▸ **STATED GOAL**
The records that follow should be retyped word for word.

▸ **Collected data**
=======

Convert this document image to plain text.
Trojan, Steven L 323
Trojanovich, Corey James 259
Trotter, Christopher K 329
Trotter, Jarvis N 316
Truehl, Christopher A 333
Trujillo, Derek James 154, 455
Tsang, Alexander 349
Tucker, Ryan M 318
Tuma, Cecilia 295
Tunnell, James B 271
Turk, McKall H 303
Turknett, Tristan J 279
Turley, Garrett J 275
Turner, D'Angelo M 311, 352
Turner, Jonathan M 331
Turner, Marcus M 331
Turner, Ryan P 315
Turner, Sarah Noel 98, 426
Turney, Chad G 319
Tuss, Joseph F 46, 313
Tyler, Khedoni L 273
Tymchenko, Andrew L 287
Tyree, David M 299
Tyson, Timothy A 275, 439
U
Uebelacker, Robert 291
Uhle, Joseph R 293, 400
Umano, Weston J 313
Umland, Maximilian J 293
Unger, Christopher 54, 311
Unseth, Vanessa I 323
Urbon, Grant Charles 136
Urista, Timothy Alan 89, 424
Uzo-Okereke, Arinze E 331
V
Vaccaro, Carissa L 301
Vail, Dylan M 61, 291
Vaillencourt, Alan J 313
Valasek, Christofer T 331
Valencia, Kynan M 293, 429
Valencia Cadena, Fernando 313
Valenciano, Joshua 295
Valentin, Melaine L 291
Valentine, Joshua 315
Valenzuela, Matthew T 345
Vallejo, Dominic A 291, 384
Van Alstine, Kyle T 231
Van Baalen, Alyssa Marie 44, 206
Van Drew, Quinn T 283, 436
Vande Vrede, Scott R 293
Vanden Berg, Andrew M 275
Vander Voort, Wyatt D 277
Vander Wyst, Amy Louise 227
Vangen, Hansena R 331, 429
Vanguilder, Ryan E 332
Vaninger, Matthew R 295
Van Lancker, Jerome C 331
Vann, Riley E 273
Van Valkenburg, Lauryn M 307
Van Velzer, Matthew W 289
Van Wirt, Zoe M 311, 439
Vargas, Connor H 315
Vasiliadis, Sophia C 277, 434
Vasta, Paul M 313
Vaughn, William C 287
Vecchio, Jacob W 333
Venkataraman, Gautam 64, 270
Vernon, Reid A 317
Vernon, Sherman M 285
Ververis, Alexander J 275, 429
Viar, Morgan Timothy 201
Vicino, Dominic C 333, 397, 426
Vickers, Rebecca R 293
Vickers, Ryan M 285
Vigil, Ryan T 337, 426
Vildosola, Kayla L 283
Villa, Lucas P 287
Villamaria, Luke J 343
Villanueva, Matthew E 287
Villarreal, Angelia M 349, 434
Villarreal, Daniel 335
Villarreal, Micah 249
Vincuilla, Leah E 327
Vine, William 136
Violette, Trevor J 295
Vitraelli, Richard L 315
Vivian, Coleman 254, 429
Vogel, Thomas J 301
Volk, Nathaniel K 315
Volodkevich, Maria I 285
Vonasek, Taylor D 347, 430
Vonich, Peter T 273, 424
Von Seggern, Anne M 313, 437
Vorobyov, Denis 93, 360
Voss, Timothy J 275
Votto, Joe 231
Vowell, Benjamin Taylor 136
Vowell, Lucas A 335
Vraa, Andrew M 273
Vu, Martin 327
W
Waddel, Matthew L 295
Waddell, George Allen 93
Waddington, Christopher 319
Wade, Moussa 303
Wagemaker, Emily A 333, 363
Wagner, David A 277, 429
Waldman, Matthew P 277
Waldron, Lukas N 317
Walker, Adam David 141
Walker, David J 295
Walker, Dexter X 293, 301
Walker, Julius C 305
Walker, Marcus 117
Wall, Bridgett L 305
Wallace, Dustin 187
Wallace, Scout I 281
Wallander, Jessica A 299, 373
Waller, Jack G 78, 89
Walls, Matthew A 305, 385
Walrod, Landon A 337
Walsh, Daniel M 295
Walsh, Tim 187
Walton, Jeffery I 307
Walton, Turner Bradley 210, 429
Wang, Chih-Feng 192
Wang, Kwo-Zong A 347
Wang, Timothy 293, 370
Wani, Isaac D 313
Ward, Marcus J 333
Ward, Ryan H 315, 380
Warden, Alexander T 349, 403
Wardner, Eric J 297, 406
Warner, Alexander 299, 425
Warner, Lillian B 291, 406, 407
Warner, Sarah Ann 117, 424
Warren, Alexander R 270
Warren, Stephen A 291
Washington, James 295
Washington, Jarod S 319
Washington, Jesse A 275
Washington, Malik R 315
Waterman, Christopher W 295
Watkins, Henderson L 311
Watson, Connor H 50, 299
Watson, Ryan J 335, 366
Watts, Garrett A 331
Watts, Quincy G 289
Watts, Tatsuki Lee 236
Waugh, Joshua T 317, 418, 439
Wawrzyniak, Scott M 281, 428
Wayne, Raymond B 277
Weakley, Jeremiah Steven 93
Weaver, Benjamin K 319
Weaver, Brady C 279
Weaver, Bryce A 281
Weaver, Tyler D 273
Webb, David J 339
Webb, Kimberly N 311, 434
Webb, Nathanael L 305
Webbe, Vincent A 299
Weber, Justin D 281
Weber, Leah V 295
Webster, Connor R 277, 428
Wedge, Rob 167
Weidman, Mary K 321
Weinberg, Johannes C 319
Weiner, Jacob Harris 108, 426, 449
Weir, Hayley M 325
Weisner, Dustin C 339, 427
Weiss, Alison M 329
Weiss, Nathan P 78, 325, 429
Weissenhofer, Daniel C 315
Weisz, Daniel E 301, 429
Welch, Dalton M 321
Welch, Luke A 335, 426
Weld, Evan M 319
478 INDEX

=======

▸ **SOLUTION TO THIS TASK**
Convert this document image to plain text.
Trojan, Steven L 323
Trojanovich, Corey James 259
Trotter, Christopher K 329
Trotter, Jarvis N 316
Truehl, Christopher A 333
Trujillo, Derek James 154, 455
Tsang, Alexander 349
Tucker, Ryan M 318
Tuma, Cecilia 295
Tunnell, James B 271
Turk, McKall H 303
Turknett, Tristan J 279
Turley, Garrett J 275
Turner, D'Angelo M 311, 352
Turner, Jonathan M 331
Turner, Marcus M 331
Turner, Ryan P 315
Turner, Sarah Noel 98, 426
Turney, Chad G 319
Tuss, Joseph F 46, 313
Tyler, Khedoni L 273
Tymchenko, Andrew L 287
Tyree, David M 299
Tyson, Timothy A 275, 439
U
Uebelacker, Robert 291
Uhle, Joseph R 293, 400
Umano, Weston J 313
Umland, Maximilian J 293
Unger, Christopher 54, 311
Unseth, Vanessa I 323
Urbon, Grant Charles 136
Urista, Timothy Alan 89, 424
Uzo-Okereke, Arinze E 331
V
Vaccaro, Carissa L 301
Vail, Dylan M 61, 291
Vaillencourt, Alan J 313
Valasek, Christofer T 331
Valencia, Kynan M 293, 429
Valencia Cadena, Fernando 313
Valenciano, Joshua 295
Valentin, Melaine L 291
Valentine, Joshua 315
Valenzuela, Matthew T 345
Vallejo, Dominic A 291, 384
Van Alstine, Kyle T 231
Van Baalen, Alyssa Marie 44, 206
Van Drew, Quinn T 283, 436
Vande Vrede, Scott R 293
Vanden Berg, Andrew M 275
Vander Voort, Wyatt D 277
Vander Wyst, Amy Louise 227
Vangen, Hansena R 331, 429
Vanguilder, Ryan E 332
Vaninger, Matthew R 295
Van Lancker, Jerome C 331
Vann, Riley E 273
Van Valkenburg, Lauryn M 307
Van Velzer, Matthew W 289
Van Wirt, Zoe M 311, 439
Vargas, Connor H 315
Vasiliadis, Sophia C 277, 434
Vasta, Paul M 313
Vaughn, William C 287
Vecchio, Jacob W 333
Venkataraman, Gautam 64, 270
Vernon, Reid A 317
Vernon, Sherman M 285
Ververis, Alexander J 275, 429
Viar, Morgan Timothy 201
Vicino, Dominic C 333, 397, 426
Vickers, Rebecca R 293
Vickers, Ryan M 285
Vigil, Ryan T 337, 426
Vildosola, Kayla L 283
Villa, Lucas P 287
Villamaria, Luke J 343
Villanueva, Matthew E 287
Villarreal, Angelia M 349, 434
Villarreal, Daniel 335
Villarreal, Micah 249
Vincuilla, Leah E 327
Vine, William 136
Violette, Trevor J 295
Vitraelli, Richard L 315
Vivian, Coleman 254, 429
Vogel, Thomas J 301
Volk, Nathaniel K 315
Volodkevich, Maria I 285
Vonasek, Taylor D 347, 430
Vonich, Peter T 273, 424
Von Seggern, Anne M 313, 437
Vorobyov, Denis 93, 360
Voss, Timothy J 275
Votto, Joe 231
Vowell, Benjamin Taylor 136
Vowell, Lucas A 335
Vraa, Andrew M 273
Vu, Martin 327
W
Waddel, Matthew L 295
Waddell, George Allen 93
Waddington, Christopher 319
Wade, Moussa 303
Wagemaker, Emily A 333, 363
Wagner, David A 277, 429
Waldman, Matthew P 277
Waldron, Lukas N 317
Walker, Adam David 141
Walker, David J 295
Walker, Dexter X 293, 301
Walker, Julius C 305
Walker, Marcus 117
Wall, Bridgett L 305
Wallace, Dustin 187
Wallace, Scout I 281
Wallander, Jessica A 299, 373
Waller, Jack G 78, 89
Walls, Matthew A 305, 385
Walrod, Landon A 337
Walsh, Daniel M 295
Walsh, Tim 187
Walton, Jeffery I 307
Walton, Turner Bradley 210, 429
Wang, Chih-Feng 192
Wang, Kwo-Zong A 347
Wang, Timothy 293, 370
Wani, Isaac D 313
Ward, Marcus J 333
Ward, Ryan H 315, 380
Warden, Alexander T 349, 403
Wardner, Eric J 297, 406
Warner, Alexander 299, 425
Warner, Lillian B 291, 406, 407
Warner, Sarah Ann 117, 424
Warren, Alexander R 270
Warren, Stephen A 291
Washington, James 295
Washington, Jarod S 319
Washington, Jesse A 275
Washington, Malik R 315
Waterman, Christopher W 295
Watkins, Henderson L 311
Watson, Connor H 50, 299
Watson, Ryan J 335, 366
Watts, Garrett A 331
Watts, Quincy G 289
Watts, Tatsuki Lee 236
Waugh, Joshua T 317, 418, 439
Wawrzyniak, Scott M 281, 428
Wayne, Raymond B 277
Weakley, Jeremiah Steven 93
Weaver, Benjamin K 319
Weaver, Brady C 279
Weaver, Bryce A 281
Weaver, Tyler D 273
Webb, David J 339
Webb, Kimberly N 311, 434
Webb, Nathanael L 305
Webbe, Vincent A 299
Weber, Justin D 281
Weber, Leah V 295
Webster, Connor R 277, 428
Wedge, Rob 167
Weidman, Mary K 321
Weinberg, Johannes C 319
Weiner, Jacob Harris 108, 426, 449
Weir, Hayley M 325
Weisner, Dustin C 339, 427
Weiss, Alison M 329
Weiss, Nathan P 78, 325, 429
Weissenhofer, Daniel C 315
Weisz, Daniel E 301, 429
Welch, Dalton M 321
Welch, Luke A 335, 426
Weld, Evan M 319
478 INDEX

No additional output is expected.